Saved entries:
########
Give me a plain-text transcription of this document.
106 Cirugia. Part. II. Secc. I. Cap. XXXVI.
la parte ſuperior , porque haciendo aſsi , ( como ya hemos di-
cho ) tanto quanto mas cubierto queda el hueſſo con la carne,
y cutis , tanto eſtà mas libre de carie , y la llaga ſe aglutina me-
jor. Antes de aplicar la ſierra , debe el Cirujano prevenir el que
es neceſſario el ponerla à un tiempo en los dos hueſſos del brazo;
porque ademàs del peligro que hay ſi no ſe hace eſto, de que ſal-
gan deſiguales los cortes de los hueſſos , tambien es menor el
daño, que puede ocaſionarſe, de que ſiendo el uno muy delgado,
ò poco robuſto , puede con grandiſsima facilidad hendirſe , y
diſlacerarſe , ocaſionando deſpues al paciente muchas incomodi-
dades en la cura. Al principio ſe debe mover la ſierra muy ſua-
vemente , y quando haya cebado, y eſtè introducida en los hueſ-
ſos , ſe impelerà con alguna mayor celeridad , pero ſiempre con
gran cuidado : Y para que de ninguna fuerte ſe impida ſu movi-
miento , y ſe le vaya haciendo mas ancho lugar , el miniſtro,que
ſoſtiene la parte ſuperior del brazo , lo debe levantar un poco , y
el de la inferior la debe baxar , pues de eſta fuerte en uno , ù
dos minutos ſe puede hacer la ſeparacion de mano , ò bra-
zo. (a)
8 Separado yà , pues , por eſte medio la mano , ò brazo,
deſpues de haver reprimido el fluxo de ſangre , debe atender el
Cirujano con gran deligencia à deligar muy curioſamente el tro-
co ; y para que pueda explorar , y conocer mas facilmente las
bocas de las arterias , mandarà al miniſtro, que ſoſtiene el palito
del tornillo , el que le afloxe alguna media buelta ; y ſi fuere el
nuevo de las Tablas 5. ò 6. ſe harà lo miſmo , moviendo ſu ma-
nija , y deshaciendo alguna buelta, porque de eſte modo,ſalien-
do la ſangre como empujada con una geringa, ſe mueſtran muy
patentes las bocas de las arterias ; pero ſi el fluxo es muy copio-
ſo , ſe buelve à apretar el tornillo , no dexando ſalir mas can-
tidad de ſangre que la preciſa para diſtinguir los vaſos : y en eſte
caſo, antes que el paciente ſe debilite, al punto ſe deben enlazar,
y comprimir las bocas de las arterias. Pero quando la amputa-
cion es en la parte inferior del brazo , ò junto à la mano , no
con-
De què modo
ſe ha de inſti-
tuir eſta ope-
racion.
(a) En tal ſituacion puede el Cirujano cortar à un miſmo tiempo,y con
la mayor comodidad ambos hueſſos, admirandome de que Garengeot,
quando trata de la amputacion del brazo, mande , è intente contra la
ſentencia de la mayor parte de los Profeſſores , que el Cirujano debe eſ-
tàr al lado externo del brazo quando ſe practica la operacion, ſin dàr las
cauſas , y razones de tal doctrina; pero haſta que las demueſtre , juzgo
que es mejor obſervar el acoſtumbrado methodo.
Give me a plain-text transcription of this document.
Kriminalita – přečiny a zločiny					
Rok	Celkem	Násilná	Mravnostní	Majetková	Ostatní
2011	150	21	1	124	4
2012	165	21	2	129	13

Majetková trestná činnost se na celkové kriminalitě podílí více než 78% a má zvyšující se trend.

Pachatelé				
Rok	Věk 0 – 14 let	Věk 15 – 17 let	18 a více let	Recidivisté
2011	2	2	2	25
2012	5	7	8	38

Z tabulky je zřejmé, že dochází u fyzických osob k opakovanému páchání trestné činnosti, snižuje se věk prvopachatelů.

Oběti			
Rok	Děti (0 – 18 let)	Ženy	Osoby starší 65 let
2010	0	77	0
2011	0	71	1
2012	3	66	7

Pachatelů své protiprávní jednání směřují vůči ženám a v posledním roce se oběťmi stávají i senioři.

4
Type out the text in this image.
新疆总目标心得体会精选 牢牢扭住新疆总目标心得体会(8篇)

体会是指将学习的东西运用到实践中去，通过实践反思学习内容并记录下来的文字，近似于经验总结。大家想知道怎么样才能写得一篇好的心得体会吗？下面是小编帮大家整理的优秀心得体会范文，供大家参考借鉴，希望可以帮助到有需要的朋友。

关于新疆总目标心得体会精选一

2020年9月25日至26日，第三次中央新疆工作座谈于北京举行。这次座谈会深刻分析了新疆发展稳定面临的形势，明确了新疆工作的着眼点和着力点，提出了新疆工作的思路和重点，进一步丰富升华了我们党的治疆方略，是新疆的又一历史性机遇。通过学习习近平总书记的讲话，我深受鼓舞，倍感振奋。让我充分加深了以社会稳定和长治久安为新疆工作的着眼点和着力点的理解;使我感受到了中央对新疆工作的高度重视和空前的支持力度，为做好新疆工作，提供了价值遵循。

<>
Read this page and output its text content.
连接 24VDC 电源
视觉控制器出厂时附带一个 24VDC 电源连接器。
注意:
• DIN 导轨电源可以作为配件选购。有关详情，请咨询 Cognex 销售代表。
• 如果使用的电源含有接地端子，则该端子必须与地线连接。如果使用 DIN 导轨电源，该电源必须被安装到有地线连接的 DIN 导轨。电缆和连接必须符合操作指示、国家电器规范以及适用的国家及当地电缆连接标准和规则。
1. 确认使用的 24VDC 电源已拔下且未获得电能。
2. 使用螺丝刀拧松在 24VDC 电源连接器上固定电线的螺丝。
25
########
* [YOUR GOAL]: Write out all records exactly, keeping every detail.

* [TASK RESPONSE]:
Give me a plain-text transcription of this document.
106 Cirugia. Part. II. Secc. I. Cap. XXXVI.
la parte ſuperior , porque haciendo aſsi , ( como ya hemos di-
cho ) tanto quanto mas cubierto queda el hueſſo con la carne,
y cutis , tanto eſtà mas libre de carie , y la llaga ſe aglutina me-
jor. Antes de aplicar la ſierra , debe el Cirujano prevenir el que
es neceſſario el ponerla à un tiempo en los dos hueſſos del brazo;
porque ademàs del peligro que hay ſi no ſe hace eſto, de que ſal-
gan deſiguales los cortes de los hueſſos , tambien es menor el
daño, que puede ocaſionarſe, de que ſiendo el uno muy delgado,
ò poco robuſto , puede con grandiſsima facilidad hendirſe , y
diſlacerarſe , ocaſionando deſpues al paciente muchas incomodi-
dades en la cura. Al principio ſe debe mover la ſierra muy ſua-
vemente , y quando haya cebado, y eſtè introducida en los hueſ-
ſos , ſe impelerà con alguna mayor celeridad , pero ſiempre con
gran cuidado : Y para que de ninguna fuerte ſe impida ſu movi-
miento , y ſe le vaya haciendo mas ancho lugar , el miniſtro,que
ſoſtiene la parte ſuperior del brazo , lo debe levantar un poco , y
el de la inferior la debe baxar , pues de eſta fuerte en uno , ù
dos minutos ſe puede hacer la ſeparacion de mano , ò bra-
zo. (a)
8 Separado yà , pues , por eſte medio la mano , ò brazo,
deſpues de haver reprimido el fluxo de ſangre , debe atender el
Cirujano con gran deligencia à deligar muy curioſamente el tro-
co ; y para que pueda explorar , y conocer mas facilmente las
bocas de las arterias , mandarà al miniſtro, que ſoſtiene el palito
del tornillo , el que le afloxe alguna media buelta ; y ſi fuere el
nuevo de las Tablas 5. ò 6. ſe harà lo miſmo , moviendo ſu ma-
nija , y deshaciendo alguna buelta, porque de eſte modo,ſalien-
do la ſangre como empujada con una geringa, ſe mueſtran muy
patentes las bocas de las arterias ; pero ſi el fluxo es muy copio-
ſo , ſe buelve à apretar el tornillo , no dexando ſalir mas can-
tidad de ſangre que la preciſa para diſtinguir los vaſos : y en eſte
caſo, antes que el paciente ſe debilite, al punto ſe deben enlazar,
y comprimir las bocas de las arterias. Pero quando la amputa-
cion es en la parte inferior del brazo , ò junto à la mano , no
con-
De què modo
ſe ha de inſti-
tuir eſta ope-
racion.
(a) En tal ſituacion puede el Cirujano cortar à un miſmo tiempo,y con
la mayor comodidad ambos hueſſos, admirandome de que Garengeot,
quando trata de la amputacion del brazo, mande , è intente contra la
ſentencia de la mayor parte de los Profeſſores , que el Cirujano debe eſ-
tàr al lado externo del brazo quando ſe practica la operacion, ſin dàr las
cauſas , y razones de tal doctrina; pero haſta que las demueſtre , juzgo
que es mejor obſervar el acoſtumbrado methodo.
Give me a plain-text transcription of this document.
Kriminalita – přečiny a zločiny					
Rok	Celkem	Násilná	Mravnostní	Majetková	Ostatní
2011	150	21	1	124	4
2012	165	21	2	129	13

Majetková trestná činnost se na celkové kriminalitě podílí více než 78% a má zvyšující se trend.

Pachatelé				
Rok	Věk 0 – 14 let	Věk 15 – 17 let	18 a více let	Recidivisté
2011	2	2	2	25
2012	5	7	8	38

Z tabulky je zřejmé, že dochází u fyzických osob k opakovanému páchání trestné činnosti, snižuje se věk prvopachatelů.

Oběti			
Rok	Děti (0 – 18 let)	Ženy	Osoby starší 65 let
2010	0	77	0
2011	0	71	1
2012	3	66	7

Pachatelů své protiprávní jednání směřují vůči ženám a v posledním roce se oběťmi stávají i senioři.

4
Type out the text in this image.
新疆总目标心得体会精选 牢牢扭住新疆总目标心得体会(8篇)

体会是指将学习的东西运用到实践中去，通过实践反思学习内容并记录下来的文字，近似于经验总结。大家想知道怎么样才能写得一篇好的心得体会吗？下面是小编帮大家整理的优秀心得体会范文，供大家参考借鉴，希望可以帮助到有需要的朋友。

关于新疆总目标心得体会精选一

2020年9月25日至26日，第三次中央新疆工作座谈于北京举行。这次座谈会深刻分析了新疆发展稳定面临的形势，明确了新疆工作的着眼点和着力点，提出了新疆工作的思路和重点，进一步丰富升华了我们党的治疆方略，是新疆的又一历史性机遇。通过学习习近平总书记的讲话，我深受鼓舞，倍感振奋。让我充分加深了以社会稳定和长治久安为新疆工作的着眼点和着力点的理解;使我感受到了中央对新疆工作的高度重视和空前的支持力度，为做好新疆工作，提供了价值遵循。

<>
Read this page and output its text content.
连接 24VDC 电源
视觉控制器出厂时附带一个 24VDC 电源连接器。
注意:
• DIN 导轨电源可以作为配件选购。有关详情，请咨询 Cognex 销售代表。
• 如果使用的电源含有接地端子，则该端子必须与地线连接。如果使用 DIN 导轨电源，该电源必须被安装到有地线连接的 DIN 导轨。电缆和连接必须符合操作指示、国家电器规范以及适用的国家及当地电缆连接标准和规则。
1. 确认使用的 24VDC 电源已拔下且未获得电能。
2. 使用螺丝刀拧松在 24VDC 电源连接器上固定电线的螺丝。
25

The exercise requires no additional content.